— BEGIN SUPPLIED DATA —

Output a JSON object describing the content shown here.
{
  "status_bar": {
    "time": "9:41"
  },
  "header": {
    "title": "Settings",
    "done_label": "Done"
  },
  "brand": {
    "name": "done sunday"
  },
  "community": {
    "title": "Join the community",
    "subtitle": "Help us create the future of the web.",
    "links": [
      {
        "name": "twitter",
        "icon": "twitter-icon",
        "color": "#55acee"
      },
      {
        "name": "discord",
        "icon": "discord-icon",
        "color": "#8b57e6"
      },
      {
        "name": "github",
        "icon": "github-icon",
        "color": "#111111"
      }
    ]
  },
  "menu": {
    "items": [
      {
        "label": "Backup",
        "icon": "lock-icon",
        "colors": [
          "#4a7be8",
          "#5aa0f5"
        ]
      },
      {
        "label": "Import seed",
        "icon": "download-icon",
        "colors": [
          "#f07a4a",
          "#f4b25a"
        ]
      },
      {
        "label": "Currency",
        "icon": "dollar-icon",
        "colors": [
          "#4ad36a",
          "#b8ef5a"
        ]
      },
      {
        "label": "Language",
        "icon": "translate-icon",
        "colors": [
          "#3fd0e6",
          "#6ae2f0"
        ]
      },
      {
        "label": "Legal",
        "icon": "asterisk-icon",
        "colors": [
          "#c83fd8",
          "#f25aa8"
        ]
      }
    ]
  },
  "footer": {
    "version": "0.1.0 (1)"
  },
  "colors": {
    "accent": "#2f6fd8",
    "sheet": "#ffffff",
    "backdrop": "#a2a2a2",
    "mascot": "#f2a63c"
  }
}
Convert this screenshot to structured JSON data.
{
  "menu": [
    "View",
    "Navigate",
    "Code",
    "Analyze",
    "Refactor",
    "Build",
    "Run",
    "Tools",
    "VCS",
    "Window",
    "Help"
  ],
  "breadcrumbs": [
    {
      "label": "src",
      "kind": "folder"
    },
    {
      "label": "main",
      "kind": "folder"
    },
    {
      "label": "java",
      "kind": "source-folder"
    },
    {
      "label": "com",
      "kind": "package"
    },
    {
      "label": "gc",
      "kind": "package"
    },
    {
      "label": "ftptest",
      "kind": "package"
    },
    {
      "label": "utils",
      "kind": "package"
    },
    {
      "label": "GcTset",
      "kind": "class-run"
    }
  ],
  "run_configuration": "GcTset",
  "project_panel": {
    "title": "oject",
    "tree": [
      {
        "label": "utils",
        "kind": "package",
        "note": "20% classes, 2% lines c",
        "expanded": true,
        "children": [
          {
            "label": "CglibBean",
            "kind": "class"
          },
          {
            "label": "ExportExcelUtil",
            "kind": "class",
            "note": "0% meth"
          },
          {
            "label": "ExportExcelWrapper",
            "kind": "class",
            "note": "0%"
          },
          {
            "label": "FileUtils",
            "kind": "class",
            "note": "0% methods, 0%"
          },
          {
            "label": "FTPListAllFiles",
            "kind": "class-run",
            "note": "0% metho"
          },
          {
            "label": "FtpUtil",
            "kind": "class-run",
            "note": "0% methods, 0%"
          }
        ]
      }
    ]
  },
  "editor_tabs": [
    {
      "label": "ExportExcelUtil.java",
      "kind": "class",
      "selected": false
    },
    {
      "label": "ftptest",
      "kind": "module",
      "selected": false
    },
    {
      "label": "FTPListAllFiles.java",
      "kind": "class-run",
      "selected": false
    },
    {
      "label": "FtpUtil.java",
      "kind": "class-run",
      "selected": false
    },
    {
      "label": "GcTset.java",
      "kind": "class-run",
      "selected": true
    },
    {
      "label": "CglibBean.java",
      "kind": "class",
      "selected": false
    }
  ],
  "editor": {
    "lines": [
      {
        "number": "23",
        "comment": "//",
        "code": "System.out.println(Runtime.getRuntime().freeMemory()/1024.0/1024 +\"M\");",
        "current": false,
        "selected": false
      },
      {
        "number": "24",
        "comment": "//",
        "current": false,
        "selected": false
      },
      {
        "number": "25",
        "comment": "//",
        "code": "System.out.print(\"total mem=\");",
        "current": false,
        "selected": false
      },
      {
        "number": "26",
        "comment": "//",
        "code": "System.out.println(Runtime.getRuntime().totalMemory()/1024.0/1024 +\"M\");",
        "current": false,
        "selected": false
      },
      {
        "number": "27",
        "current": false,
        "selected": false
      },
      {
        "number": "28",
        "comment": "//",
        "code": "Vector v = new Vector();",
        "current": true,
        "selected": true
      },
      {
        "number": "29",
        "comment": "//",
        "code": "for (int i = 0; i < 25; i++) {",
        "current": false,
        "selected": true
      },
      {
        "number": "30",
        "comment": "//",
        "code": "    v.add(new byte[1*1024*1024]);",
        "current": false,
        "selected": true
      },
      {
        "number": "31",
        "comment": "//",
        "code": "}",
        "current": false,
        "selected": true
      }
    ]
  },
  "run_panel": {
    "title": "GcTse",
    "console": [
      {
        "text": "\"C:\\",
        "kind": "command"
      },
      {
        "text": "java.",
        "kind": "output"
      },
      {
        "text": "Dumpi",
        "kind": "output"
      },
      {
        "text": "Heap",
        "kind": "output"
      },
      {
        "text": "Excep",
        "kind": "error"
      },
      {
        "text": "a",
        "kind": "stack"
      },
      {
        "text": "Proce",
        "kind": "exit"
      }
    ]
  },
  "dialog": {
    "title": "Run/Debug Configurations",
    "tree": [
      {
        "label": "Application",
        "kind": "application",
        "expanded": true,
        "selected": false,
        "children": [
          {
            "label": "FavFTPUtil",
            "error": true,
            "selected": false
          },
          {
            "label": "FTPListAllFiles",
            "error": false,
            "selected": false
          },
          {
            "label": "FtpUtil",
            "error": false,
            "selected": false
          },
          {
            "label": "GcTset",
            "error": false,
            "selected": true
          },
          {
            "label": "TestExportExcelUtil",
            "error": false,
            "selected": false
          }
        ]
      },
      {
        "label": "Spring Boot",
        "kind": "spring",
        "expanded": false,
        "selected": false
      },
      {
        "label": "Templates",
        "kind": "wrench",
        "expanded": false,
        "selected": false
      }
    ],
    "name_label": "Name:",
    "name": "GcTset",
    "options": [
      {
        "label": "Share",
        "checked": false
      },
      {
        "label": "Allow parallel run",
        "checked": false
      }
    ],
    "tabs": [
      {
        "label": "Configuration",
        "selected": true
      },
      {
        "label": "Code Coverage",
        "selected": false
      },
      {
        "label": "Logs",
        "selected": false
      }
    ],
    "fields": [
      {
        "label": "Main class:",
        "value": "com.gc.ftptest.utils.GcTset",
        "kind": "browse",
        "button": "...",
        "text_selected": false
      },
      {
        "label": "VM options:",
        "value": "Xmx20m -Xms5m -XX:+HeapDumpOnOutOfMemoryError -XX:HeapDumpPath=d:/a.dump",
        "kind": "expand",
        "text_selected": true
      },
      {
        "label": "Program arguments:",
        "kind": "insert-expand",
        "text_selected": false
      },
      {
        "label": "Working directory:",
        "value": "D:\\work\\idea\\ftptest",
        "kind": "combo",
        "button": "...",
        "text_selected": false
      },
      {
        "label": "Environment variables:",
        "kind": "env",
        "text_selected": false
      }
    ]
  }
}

— END SUPPLIED DATA —

EXERCISE GOAL → Repeat the data precisely, line by line.

OUTPUT BELOW →
Output a JSON object describing the content shown here.
{
  "status_bar": {
    "time": "9:41"
  },
  "header": {
    "title": "Settings",
    "done_label": "Done"
  },
  "brand": {
    "name": "done sunday"
  },
  "community": {
    "title": "Join the community",
    "subtitle": "Help us create the future of the web.",
    "links": [
      {
        "name": "twitter",
        "icon": "twitter-icon",
        "color": "#55acee"
      },
      {
        "name": "discord",
        "icon": "discord-icon",
        "color": "#8b57e6"
      },
      {
        "name": "github",
        "icon": "github-icon",
        "color": "#111111"
      }
    ]
  },
  "menu": {
    "items": [
      {
        "label": "Backup",
        "icon": "lock-icon",
        "colors": [
          "#4a7be8",
          "#5aa0f5"
        ]
      },
      {
        "label": "Import seed",
        "icon": "download-icon",
        "colors": [
          "#f07a4a",
          "#f4b25a"
        ]
      },
      {
        "label": "Currency",
        "icon": "dollar-icon",
        "colors": [
          "#4ad36a",
          "#b8ef5a"
        ]
      },
      {
        "label": "Language",
        "icon": "translate-icon",
        "colors": [
          "#3fd0e6",
          "#6ae2f0"
        ]
      },
      {
        "label": "Legal",
        "icon": "asterisk-icon",
        "colors": [
          "#c83fd8",
          "#f25aa8"
        ]
      }
    ]
  },
  "footer": {
    "version": "0.1.0 (1)"
  },
  "colors": {
    "accent": "#2f6fd8",
    "sheet": "#ffffff",
    "backdrop": "#a2a2a2",
    "mascot": "#f2a63c"
  }
}
Convert this screenshot to structured JSON data.
{
  "menu": [
    "View",
    "Navigate",
    "Code",
    "Analyze",
    "Refactor",
    "Build",
    "Run",
    "Tools",
    "VCS",
    "Window",
    "Help"
  ],
  "breadcrumbs": [
    {
      "label": "src",
      "kind": "folder"
    },
    {
      "label": "main",
      "kind": "folder"
    },
    {
      "label": "java",
      "kind": "source-folder"
    },
    {
      "label": "com",
      "kind": "package"
    },
    {
      "label": "gc",
      "kind": "package"
    },
    {
      "label": "ftptest",
      "kind": "package"
    },
    {
      "label": "utils",
      "kind": "package"
    },
    {
      "label": "GcTset",
      "kind": "class-run"
    }
  ],
  "run_configuration": "GcTset",
  "project_panel": {
    "title": "oject",
    "tree": [
      {
        "label": "utils",
        "kind": "package",
        "note": "20% classes, 2% lines c",
        "expanded": true,
        "children": [
          {
            "label": "CglibBean",
            "kind": "class"
          },
          {
            "label": "ExportExcelUtil",
            "kind": "class",
            "note": "0% meth"
          },
          {
            "label": "ExportExcelWrapper",
            "kind": "class",
            "note": "0%"
          },
          {
            "label": "FileUtils",
            "kind": "class",
            "note": "0% methods, 0%"
          },
          {
            "label": "FTPListAllFiles",
            "kind": "class-run",
            "note": "0% metho"
          },
          {
            "label": "FtpUtil",
            "kind": "class-run",
            "note": "0% methods, 0%"
          }
        ]
      }
    ]
  },
  "editor_tabs": [
    {
      "label": "ExportExcelUtil.java",
      "kind": "class",
      "selected": false
    },
    {
      "label": "ftptest",
      "kind": "module",
      "selected": false
    },
    {
      "label": "FTPListAllFiles.java",
      "kind": "class-run",
      "selected": false
    },
    {
      "label": "FtpUtil.java",
      "kind": "class-run",
      "selected": false
    },
    {
      "label": "GcTset.java",
      "kind": "class-run",
      "selected": true
    },
    {
      "label": "CglibBean.java",
      "kind": "class",
      "selected": false
    }
  ],
  "editor": {
    "lines": [
      {
        "number": "23",
        "comment": "//",
        "code": "System.out.println(Runtime.getRuntime().freeMemory()/1024.0/1024 +\"M\");",
        "current": false,
        "selected": false
      },
      {
        "number": "24",
        "comment": "//",
        "current": false,
        "selected": false
      },
      {
        "number": "25",
        "comment": "//",
        "code": "System.out.print(\"total mem=\");",
        "current": false,
        "selected": false
      },
      {
        "number": "26",
        "comment": "//",
        "code": "System.out.println(Runtime.getRuntime().totalMemory()/1024.0/1024 +\"M\");",
        "current": false,
        "selected": false
      },
      {
        "number": "27",
        "current": false,
        "selected": false
      },
      {
        "number": "28",
        "comment": "//",
        "code": "Vector v = new Vector();",
        "current": true,
        "selected": true
      },
      {
        "number": "29",
        "comment": "//",
        "code": "for (int i = 0; i < 25; i++) {",
        "current": false,
        "selected": true
      },
      {
        "number": "30",
        "comment": "//",
        "code": "    v.add(new byte[1*1024*1024]);",
        "current": false,
        "selected": true
      },
      {
        "number": "31",
        "comment": "//",
        "code": "}",
        "current": false,
        "selected": true
      }
    ]
  },
  "run_panel": {
    "title": "GcTse",
    "console": [
      {
        "text": "\"C:\\",
        "kind": "command"
      },
      {
        "text": "java.",
        "kind": "output"
      },
      {
        "text": "Dumpi",
        "kind": "output"
      },
      {
        "text": "Heap",
        "kind": "output"
      },
      {
        "text": "Excep",
        "kind": "error"
      },
      {
        "text": "a",
        "kind": "stack"
      },
      {
        "text": "Proce",
        "kind": "exit"
      }
    ]
  },
  "dialog": {
    "title": "Run/Debug Configurations",
    "tree": [
      {
        "label": "Application",
        "kind": "application",
        "expanded": true,
        "selected": false,
        "children": [
          {
            "label": "FavFTPUtil",
            "error": true,
            "selected": false
          },
          {
            "label": "FTPListAllFiles",
            "error": false,
            "selected": false
          },
          {
            "label": "FtpUtil",
            "error": false,
            "selected": false
          },
          {
            "label": "GcTset",
            "error": false,
            "selected": true
          },
          {
            "label": "TestExportExcelUtil",
            "error": false,
            "selected": false
          }
        ]
      },
      {
        "label": "Spring Boot",
        "kind": "spring",
        "expanded": false,
        "selected": false
      },
      {
        "label": "Templates",
        "kind": "wrench",
        "expanded": false,
        "selected": false
      }
    ],
    "name_label": "Name:",
    "name": "GcTset",
    "options": [
      {
        "label": "Share",
        "checked": false
      },
      {
        "label": "Allow parallel run",
        "checked": false
      }
    ],
    "tabs": [
      {
        "label": "Configuration",
        "selected": true
      },
      {
        "label": "Code Coverage",
        "selected": false
      },
      {
        "label": "Logs",
        "selected": false
      }
    ],
    "fields": [
      {
        "label": "Main class:",
        "value": "com.gc.ftptest.utils.GcTset",
        "kind": "browse",
        "button": "...",
        "text_selected": false
      },
      {
        "label": "VM options:",
        "value": "Xmx20m -Xms5m -XX:+HeapDumpOnOutOfMemoryError -XX:HeapDumpPath=d:/a.dump",
        "kind": "expand",
        "text_selected": true
      },
      {
        "label": "Program arguments:",
        "kind": "insert-expand",
        "text_selected": false
      },
      {
        "label": "Working directory:",
        "value": "D:\\work\\idea\\ftptest",
        "kind": "combo",
        "button": "...",
        "text_selected": false
      },
      {
        "label": "Environment variables:",
        "kind": "env",
        "text_selected": false
      }
    ]
  }
}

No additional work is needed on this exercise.